Copy, from the entries below, each line where the word "вспомогательных" can be found.

§ **Data records**
⁂

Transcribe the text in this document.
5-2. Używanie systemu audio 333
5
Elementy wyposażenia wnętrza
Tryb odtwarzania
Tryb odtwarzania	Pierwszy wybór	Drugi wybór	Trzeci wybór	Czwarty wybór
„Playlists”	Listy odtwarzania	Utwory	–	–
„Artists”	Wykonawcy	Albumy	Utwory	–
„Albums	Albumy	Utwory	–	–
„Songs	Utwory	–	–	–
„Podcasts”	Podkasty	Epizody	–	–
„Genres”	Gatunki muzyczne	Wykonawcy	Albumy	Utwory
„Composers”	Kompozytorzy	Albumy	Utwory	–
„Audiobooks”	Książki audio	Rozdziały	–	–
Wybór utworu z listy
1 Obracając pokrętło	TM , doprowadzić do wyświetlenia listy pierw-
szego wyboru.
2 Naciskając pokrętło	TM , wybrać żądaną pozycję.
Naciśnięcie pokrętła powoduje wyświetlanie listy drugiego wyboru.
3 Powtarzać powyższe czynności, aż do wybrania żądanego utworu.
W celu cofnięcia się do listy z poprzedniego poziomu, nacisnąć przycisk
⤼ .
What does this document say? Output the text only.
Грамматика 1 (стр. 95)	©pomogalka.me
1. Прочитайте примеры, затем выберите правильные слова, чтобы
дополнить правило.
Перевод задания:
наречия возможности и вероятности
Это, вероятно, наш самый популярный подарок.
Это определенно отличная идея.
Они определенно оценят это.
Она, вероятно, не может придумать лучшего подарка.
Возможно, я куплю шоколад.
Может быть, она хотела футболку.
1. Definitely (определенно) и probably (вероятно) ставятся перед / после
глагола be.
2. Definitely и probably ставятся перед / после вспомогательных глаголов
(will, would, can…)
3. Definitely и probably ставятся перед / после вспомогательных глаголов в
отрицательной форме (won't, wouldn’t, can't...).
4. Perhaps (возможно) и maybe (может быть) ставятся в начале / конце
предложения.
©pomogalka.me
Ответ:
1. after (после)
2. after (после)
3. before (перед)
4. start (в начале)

⁂

§ **Problem solution**
2. Definitely и probably ставятся перед / после вспомогательных глаголов
3. Definitely и probably ставятся перед / после вспомогательных глаголов в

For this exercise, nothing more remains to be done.